===== Items

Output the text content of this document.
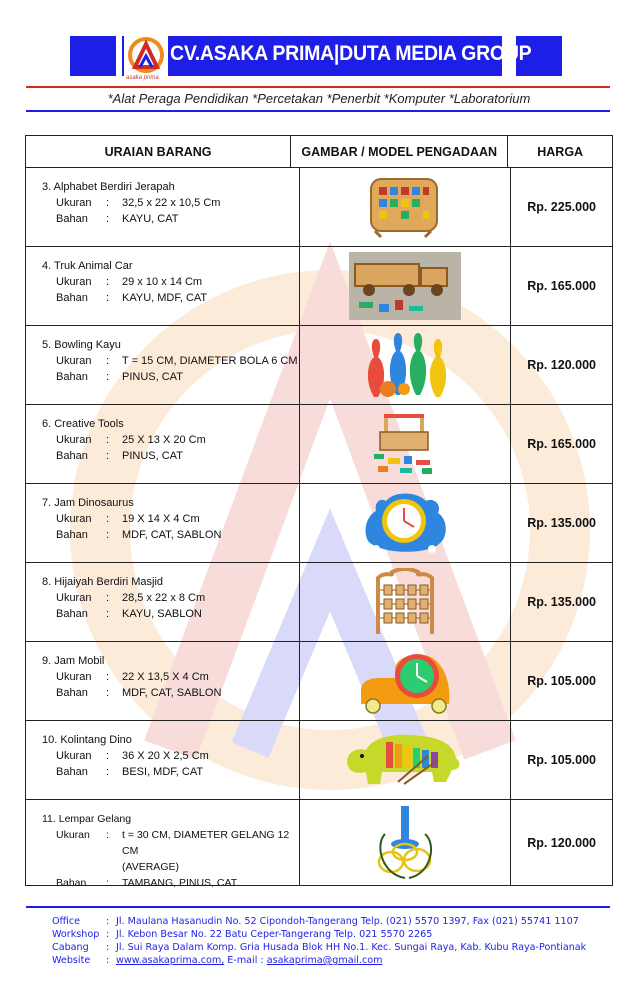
asaka prima
CV.ASAKA PRIMA|DUTA MEDIA GROUP
*Alat Peraga Pendidikan *Percetakan *Penerbit *Komputer *Laboratorium
URAIAN BARANG	GAMBAR / MODEL PENGADAAN	HARGA
3. Alphabet Berdiri Jerapah
Ukuran	:	32,5 x 22 x 10,5 Cm
Bahan	:	KAYU, CAT
Rp. 225.000
4. Truk Animal Car
Ukuran	:	29 x 10 x 14 Cm
Bahan	:	KAYU, MDF, CAT
Rp. 165.000
5. Bowling Kayu
Ukuran	:	T = 15 CM, DIAMETER BOLA 6 CM
Bahan	:	PINUS, CAT
Rp. 120.000
6. Creative Tools
Ukuran	:	25 X 13 X 20 Cm
Bahan	:	PINUS, CAT
Rp. 165.000
7. Jam Dinosaurus
Ukuran	:	19 X 14 X 4 Cm
Bahan	:	MDF, CAT, SABLON
Rp. 135.000
8. Hijaiyah Berdiri Masjid
Ukuran	:	28,5 x 22 x 8 Cm
Bahan	:	KAYU, SABLON
Rp. 135.000
9. Jam Mobil
Ukuran	:	22 X 13,5 X 4 Cm
Bahan	:	MDF, CAT, SABLON
Rp. 105.000
10. Kolintang Dino
Ukuran	:	36 X 20 X 2,5 Cm
Bahan	:	BESI, MDF, CAT
Rp. 105.000
11. Lempar Gelang
Ukuran	:	t = 30 CM, DIAMETER GELANG 12 CM
(AVERAGE)
Bahan	:	TAMBANG, PINUS, CAT
Rp. 120.000
Office	: Jl. Maulana Hasanudin No. 52 Cipondoh-Tangerang Telp. (021) 5570 1397, Fax (021) 55741 1107
Workshop : Jl. Kebon Besar No. 22 Batu Ceper-Tangerang Telp. 021 5570 2265
Cabang	: Jl. Sui Raya Dalam Komp. Gria Husada Blok HH No.1. Kec. Sungai Raya, Kab. Kubu Raya-Pontianak
Website	: www.asakaprima.com, E-mail : asakaprima@gmail.com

==========

> [Written instruction]:
Reproduce the full material exactly, excluding the pictures.

> [Exercise result]:
Output the text content of this document.
asaka prima
CV.ASAKA PRIMA|DUTA MEDIA GROUP
*Alat Peraga Pendidikan *Percetakan *Penerbit *Komputer *Laboratorium
URAIAN BARANG	GAMBAR / MODEL PENGADAAN	HARGA
3. Alphabet Berdiri Jerapah
Ukuran	:	32,5 x 22 x 10,5 Cm
Bahan	:	KAYU, CAT
Rp. 225.000
4. Truk Animal Car
Ukuran	:	29 x 10 x 14 Cm
Bahan	:	KAYU, MDF, CAT
Rp. 165.000
5. Bowling Kayu
Ukuran	:	T = 15 CM, DIAMETER BOLA 6 CM
Bahan	:	PINUS, CAT
Rp. 120.000
6. Creative Tools
Ukuran	:	25 X 13 X 20 Cm
Bahan	:	PINUS, CAT
Rp. 165.000
7. Jam Dinosaurus
Ukuran	:	19 X 14 X 4 Cm
Bahan	:	MDF, CAT, SABLON
Rp. 135.000
8. Hijaiyah Berdiri Masjid
Ukuran	:	28,5 x 22 x 8 Cm
Bahan	:	KAYU, SABLON
Rp. 135.000
9. Jam Mobil
Ukuran	:	22 X 13,5 X 4 Cm
Bahan	:	MDF, CAT, SABLON
Rp. 105.000
10. Kolintang Dino
Ukuran	:	36 X 20 X 2,5 Cm
Bahan	:	BESI, MDF, CAT
Rp. 105.000
11. Lempar Gelang
Ukuran	:	t = 30 CM, DIAMETER GELANG 12 CM
(AVERAGE)
Bahan	:	TAMBANG, PINUS, CAT
Rp. 120.000
Office	: Jl. Maulana Hasanudin No. 52 Cipondoh-Tangerang Telp. (021) 5570 1397, Fax (021) 55741 1107
Workshop : Jl. Kebon Besar No. 22 Batu Ceper-Tangerang Telp. 021 5570 2265
Cabang	: Jl. Sui Raya Dalam Komp. Gria Husada Blok HH No.1. Kec. Sungai Raya, Kab. Kubu Raya-Pontianak
Website	: www.asakaprima.com, E-mail : asakaprima@gmail.com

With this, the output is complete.